Gases react to their partial pressure – not necessarily their concentrations. React meaning dissolve, dissuse, and so forth, and needs a knowledge of air pressure and density at the altitude and geographic location of the sample proxy.
Its really hard to know which proxies to use for an aerial c02 construction from the past. Bill Illis quotes Veizer, but Veizer decouples temperature from pressure altogether
so

P Wilson
October 12, 2009 5:35 pm

oops.. last sentence should read: “decouples temperature from c02 concentration altogether”. I’m thinking faster than i’m typing

savethesharks
October 12, 2009 8:02 pm

Joel Shore “If you can find an example of a graph that you think I have objected to for no good reason, then great. Otherwise, you are just distracting from the fact that I have had very good reasons to object to this graph and many of the previous graphs that you have shown.”
HUH?
[This is almost comical. Reminds me of cartoon dialogue “Well YOU sir are a reason that I object to your objectivity…..etc.”
LOL
Joel…I hope you are not using the public dole to for your research.
But if you are on the public dole (and specifically if you are paid for by the American taxpayer….(translation: “You work for us” ….) then you need to get your $% off this blog and start doing some ACTUAL research.
Chris
Norfolk, VA, USA

savethesharks
October 12, 2009 8:21 pm

Dave Middleton “I buy fire insurance for my home because I know that houses catch on fire… It has happened before. There is direct observational evidence of other houses catching fire and burning down. I don’t carry flood insurance because I don’t live in a flood plain. I don’t carry asteroid impact insurance or other act-of-God-type insurance because those sorts of things have a low probability of occurring and an even lower probability that the insurance would do any good.”
I’m not going to willingly fork up several thousand dollars per year just in case the IPCC are right… When I know for a fact that their hypotheses run counter to the last 600 million years of geological history…Much the same way that I’d never willingly purchase asteroid impact insurance.”
WELL SAID.
Joel….why is this so hard for you to understand???
You are a physicist. Be objective. Let go of the natural cognitive dissonance tendencies that is endemic in our species and OPEN YOUR MIND.

■ ENTRIES SUPPLIED:
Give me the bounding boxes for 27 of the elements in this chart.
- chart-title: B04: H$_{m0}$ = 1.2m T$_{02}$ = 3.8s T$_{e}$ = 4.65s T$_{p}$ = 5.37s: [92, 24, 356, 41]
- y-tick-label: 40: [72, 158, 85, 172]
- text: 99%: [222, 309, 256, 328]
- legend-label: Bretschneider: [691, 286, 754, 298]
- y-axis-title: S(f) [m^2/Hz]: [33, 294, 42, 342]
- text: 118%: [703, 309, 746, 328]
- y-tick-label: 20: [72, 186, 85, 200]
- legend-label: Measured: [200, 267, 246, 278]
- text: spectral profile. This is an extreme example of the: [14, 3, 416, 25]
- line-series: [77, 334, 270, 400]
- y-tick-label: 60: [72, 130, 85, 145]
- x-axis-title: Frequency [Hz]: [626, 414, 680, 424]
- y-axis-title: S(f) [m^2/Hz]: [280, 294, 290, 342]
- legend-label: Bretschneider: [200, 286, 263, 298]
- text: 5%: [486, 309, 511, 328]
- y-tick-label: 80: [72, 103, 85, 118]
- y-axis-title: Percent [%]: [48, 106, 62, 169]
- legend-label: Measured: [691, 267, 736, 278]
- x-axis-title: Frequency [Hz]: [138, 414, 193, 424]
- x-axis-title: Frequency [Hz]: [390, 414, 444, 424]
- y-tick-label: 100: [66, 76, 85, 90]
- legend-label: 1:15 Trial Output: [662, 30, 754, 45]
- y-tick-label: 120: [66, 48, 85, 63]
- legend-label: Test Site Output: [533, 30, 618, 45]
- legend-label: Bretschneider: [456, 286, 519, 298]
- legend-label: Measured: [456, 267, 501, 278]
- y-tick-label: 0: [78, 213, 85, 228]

■ YOUR TASK:
Answer these questions using the comment thread.
(a) In P Wilson's correction, what should the last sentence say Veizer decouples?
(b) What location appears under the name Chris?
(c) In the quoted Dave Middleton passage, why doesn't he carry flood insurance?

■ FULL ANSWER:
(a) Temperature from c02 concentration, altogether.
(b) Norfolk, VA, USA.
(c) He doesn't live in a flood plain.